Exercise description:
Extract all lines that hold the string "Current".

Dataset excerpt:

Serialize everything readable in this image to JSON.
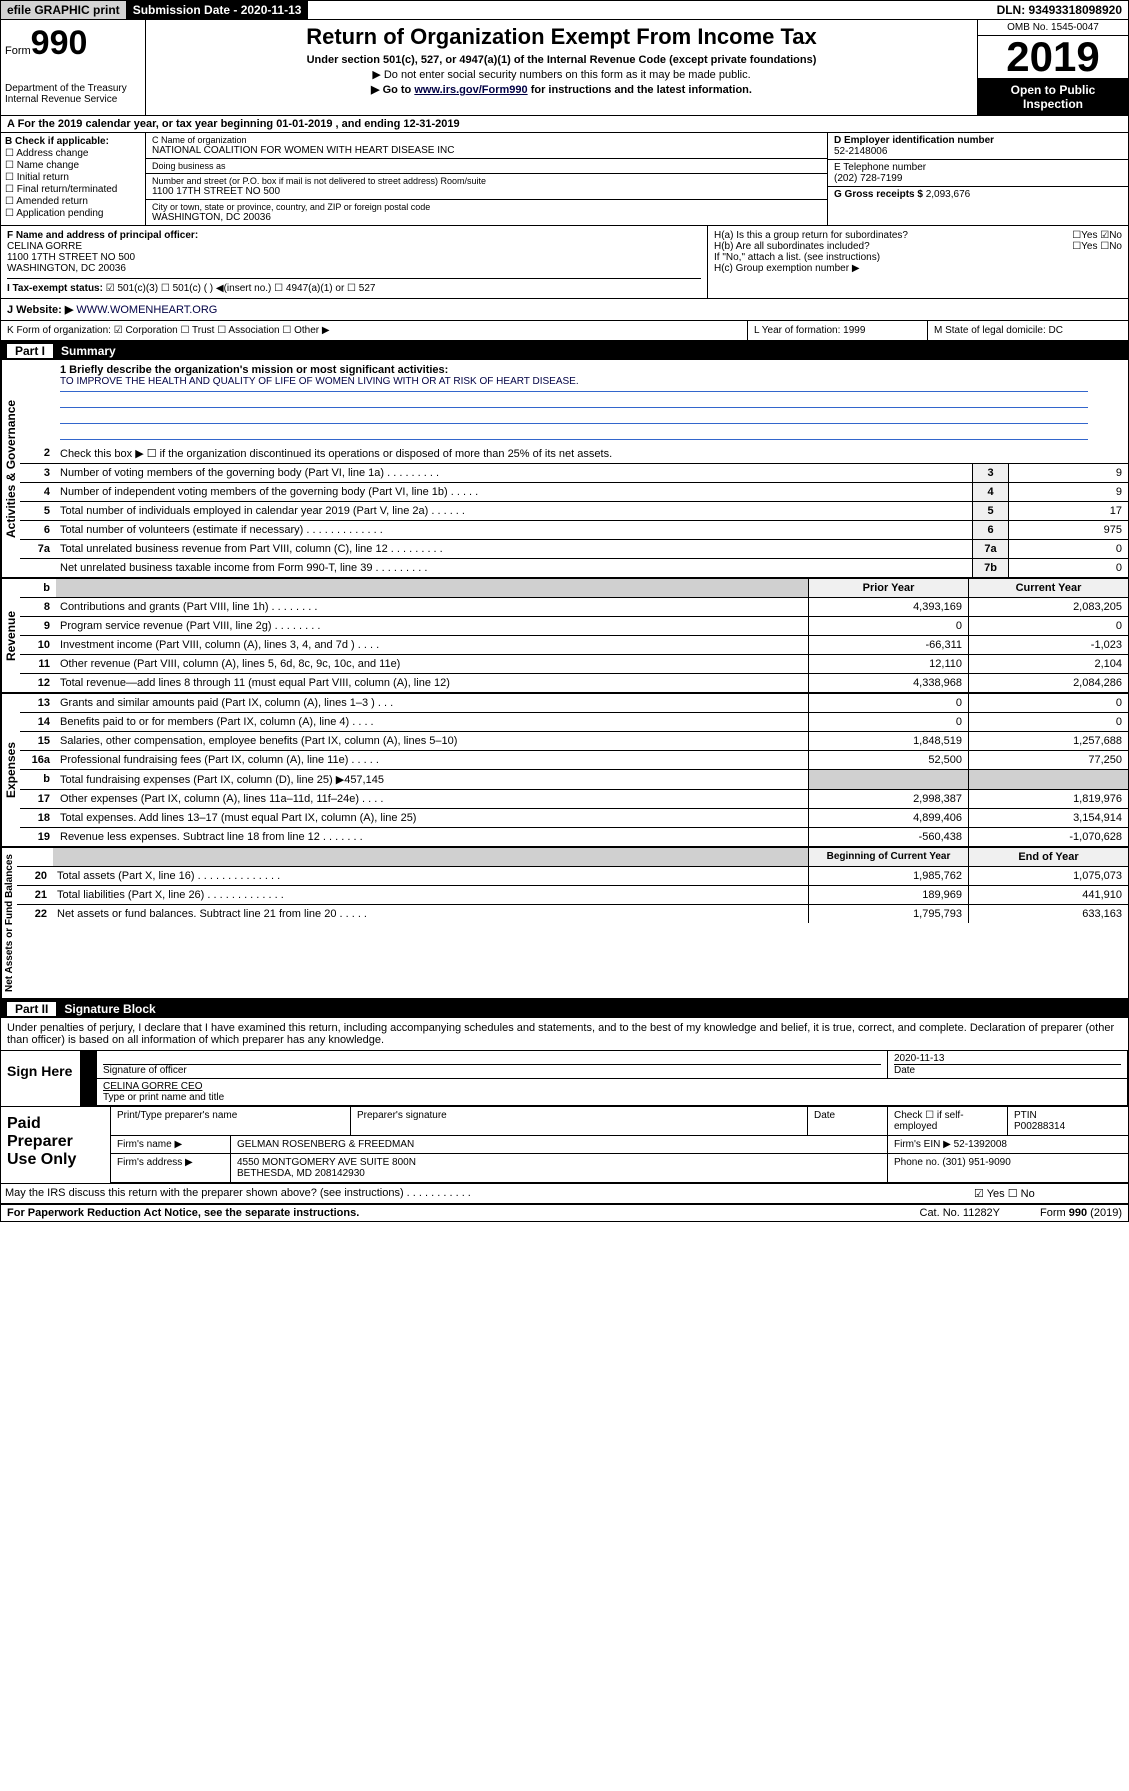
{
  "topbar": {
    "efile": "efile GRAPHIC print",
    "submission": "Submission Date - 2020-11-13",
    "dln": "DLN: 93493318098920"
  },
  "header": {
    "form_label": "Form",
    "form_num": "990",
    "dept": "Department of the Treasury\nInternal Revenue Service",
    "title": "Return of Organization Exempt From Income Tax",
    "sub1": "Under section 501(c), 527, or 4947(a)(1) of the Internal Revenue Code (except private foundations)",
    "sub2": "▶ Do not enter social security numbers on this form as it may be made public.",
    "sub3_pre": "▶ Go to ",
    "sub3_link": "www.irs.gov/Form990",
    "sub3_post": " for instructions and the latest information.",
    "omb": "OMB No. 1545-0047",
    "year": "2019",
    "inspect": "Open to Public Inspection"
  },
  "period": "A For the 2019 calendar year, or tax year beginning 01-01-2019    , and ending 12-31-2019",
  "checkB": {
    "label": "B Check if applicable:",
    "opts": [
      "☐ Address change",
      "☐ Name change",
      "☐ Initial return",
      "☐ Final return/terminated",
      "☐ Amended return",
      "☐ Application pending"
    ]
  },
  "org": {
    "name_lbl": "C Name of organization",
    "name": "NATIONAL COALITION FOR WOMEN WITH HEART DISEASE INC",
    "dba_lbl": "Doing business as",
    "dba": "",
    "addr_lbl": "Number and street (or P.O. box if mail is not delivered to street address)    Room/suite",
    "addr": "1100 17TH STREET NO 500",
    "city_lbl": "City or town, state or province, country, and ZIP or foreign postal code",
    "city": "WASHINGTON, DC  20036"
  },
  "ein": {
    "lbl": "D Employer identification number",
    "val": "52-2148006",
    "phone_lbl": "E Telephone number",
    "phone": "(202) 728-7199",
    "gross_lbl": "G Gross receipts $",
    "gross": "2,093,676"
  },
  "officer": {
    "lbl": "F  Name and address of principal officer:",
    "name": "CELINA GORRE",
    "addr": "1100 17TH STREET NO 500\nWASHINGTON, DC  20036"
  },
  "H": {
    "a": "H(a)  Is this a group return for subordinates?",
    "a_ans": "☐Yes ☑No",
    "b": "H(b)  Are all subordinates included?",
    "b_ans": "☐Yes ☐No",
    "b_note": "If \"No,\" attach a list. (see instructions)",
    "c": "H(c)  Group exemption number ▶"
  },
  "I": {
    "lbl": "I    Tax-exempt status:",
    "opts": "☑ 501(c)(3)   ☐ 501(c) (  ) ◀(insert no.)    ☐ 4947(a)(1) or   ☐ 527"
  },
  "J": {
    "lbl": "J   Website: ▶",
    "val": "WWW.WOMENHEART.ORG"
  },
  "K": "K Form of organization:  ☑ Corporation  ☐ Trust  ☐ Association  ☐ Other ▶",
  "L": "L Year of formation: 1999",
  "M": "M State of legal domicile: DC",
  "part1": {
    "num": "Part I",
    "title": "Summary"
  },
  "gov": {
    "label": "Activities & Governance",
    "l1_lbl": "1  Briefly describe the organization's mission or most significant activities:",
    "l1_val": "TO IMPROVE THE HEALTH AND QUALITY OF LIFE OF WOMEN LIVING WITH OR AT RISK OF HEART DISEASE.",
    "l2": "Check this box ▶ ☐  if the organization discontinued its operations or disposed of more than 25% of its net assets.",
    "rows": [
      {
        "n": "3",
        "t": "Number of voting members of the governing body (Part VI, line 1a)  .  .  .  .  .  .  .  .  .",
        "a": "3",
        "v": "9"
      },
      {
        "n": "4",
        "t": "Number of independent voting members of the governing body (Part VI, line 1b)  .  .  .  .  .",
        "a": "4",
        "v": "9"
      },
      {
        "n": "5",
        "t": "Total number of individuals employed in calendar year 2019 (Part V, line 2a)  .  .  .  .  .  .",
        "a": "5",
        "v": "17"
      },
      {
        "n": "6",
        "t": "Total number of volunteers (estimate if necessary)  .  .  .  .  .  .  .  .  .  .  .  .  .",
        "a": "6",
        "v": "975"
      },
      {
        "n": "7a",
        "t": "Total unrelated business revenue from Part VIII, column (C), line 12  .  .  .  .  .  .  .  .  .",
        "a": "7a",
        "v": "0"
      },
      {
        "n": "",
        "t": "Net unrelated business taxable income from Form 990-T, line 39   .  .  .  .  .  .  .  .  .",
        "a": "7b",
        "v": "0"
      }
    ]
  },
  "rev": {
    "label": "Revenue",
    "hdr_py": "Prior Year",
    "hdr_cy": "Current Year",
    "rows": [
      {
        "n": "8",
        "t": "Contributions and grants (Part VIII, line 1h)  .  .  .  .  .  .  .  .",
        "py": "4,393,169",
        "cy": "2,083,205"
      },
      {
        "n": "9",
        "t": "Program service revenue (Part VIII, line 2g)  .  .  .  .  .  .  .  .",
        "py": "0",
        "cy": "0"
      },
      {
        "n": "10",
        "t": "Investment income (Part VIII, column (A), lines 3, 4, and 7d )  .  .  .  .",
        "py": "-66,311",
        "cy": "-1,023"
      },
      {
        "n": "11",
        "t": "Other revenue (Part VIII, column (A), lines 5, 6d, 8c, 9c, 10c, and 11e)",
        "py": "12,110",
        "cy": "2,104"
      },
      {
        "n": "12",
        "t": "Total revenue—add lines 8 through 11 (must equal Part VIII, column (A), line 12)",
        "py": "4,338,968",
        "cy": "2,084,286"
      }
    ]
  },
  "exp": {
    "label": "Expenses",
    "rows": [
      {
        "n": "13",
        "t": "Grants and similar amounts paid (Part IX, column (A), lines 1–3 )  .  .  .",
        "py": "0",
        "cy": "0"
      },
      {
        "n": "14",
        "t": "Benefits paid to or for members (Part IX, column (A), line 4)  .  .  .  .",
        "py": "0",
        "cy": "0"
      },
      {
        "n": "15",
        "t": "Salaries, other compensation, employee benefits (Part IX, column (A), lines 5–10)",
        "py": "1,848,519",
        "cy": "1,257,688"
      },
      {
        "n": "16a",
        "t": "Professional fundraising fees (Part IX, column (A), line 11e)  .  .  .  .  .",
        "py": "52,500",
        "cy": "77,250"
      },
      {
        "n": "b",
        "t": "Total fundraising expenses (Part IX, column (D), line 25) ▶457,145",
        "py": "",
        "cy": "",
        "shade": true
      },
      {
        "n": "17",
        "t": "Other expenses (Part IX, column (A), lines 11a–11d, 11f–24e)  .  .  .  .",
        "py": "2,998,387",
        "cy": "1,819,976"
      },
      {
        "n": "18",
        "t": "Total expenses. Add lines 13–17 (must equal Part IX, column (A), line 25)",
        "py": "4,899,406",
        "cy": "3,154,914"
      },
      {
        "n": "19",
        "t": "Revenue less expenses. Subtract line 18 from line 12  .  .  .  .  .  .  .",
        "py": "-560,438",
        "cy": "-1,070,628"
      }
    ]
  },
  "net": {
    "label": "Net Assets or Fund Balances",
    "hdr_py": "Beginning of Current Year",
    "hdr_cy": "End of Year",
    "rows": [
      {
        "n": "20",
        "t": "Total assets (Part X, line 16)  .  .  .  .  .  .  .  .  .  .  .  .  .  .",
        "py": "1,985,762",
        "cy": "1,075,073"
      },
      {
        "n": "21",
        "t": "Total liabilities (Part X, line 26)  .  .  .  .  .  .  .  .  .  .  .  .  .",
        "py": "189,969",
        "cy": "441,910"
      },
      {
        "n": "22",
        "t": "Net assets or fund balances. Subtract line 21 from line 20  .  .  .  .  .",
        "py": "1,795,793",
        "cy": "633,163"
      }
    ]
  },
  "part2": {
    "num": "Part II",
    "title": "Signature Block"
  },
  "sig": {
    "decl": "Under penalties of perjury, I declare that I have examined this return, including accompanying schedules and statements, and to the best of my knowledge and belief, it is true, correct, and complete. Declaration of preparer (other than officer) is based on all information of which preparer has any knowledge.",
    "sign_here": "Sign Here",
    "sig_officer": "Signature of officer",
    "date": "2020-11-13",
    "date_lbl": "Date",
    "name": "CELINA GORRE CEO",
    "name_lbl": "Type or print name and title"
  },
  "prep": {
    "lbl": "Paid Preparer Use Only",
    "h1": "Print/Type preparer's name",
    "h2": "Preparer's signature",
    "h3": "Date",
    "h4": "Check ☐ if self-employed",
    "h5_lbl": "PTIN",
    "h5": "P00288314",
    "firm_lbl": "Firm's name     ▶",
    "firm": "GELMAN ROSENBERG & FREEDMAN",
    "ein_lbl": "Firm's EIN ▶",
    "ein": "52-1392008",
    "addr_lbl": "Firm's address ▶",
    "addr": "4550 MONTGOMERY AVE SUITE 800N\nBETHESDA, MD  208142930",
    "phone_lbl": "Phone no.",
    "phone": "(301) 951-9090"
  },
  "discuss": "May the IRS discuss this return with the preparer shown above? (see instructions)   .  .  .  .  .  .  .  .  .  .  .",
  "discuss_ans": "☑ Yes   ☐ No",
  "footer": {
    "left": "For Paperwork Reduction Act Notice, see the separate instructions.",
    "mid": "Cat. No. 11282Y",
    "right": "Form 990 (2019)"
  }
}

Task result:
    "hdr_cy": "Current Year",
    "hdr_py": "Beginning of Current Year",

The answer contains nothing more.